• EXERCISE DESCRIPTION
Among the lines of the records, please find those that contain the word "number" and copy them.

### EXCERPTED RECORDS ###

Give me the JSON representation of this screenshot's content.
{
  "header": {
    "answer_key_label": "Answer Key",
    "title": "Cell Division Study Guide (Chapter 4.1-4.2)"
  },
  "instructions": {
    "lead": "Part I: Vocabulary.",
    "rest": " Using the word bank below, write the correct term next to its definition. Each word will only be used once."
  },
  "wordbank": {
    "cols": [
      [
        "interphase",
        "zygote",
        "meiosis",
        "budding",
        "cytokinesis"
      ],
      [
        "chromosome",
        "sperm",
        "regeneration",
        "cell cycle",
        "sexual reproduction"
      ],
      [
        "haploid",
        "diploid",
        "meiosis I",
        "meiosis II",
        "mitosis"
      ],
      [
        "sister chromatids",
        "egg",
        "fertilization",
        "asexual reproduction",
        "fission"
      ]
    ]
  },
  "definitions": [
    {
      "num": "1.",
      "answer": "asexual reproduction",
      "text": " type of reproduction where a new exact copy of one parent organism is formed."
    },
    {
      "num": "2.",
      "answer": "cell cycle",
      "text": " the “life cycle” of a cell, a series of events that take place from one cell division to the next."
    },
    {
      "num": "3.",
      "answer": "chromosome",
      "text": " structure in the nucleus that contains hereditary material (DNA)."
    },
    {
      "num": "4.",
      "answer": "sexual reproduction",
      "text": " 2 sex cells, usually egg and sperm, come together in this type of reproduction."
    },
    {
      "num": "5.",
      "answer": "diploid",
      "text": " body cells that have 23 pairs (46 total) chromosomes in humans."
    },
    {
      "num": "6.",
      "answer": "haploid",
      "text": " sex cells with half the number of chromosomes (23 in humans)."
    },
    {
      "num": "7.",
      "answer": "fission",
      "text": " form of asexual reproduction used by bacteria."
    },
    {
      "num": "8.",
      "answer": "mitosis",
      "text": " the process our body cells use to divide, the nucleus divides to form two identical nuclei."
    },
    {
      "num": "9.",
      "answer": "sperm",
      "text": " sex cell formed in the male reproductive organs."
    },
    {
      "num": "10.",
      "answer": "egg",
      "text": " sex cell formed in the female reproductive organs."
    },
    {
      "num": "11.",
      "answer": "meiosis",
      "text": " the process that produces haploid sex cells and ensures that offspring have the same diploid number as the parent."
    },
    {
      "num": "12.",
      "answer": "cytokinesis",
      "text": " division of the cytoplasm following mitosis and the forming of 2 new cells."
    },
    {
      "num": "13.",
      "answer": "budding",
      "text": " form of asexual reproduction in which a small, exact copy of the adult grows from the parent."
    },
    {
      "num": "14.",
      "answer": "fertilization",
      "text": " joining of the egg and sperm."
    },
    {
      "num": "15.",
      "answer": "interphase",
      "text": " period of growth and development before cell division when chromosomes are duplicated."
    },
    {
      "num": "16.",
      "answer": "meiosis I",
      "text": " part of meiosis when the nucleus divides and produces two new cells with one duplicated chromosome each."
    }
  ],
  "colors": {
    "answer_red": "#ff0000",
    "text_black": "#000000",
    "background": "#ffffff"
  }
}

###

• WRITTEN ANSWER
      "text": " sex cells with half the number of chromosomes (23 in humans)."
      "text": " the process that produces haploid sex cells and ensures that offspring have the same diploid number as the parent."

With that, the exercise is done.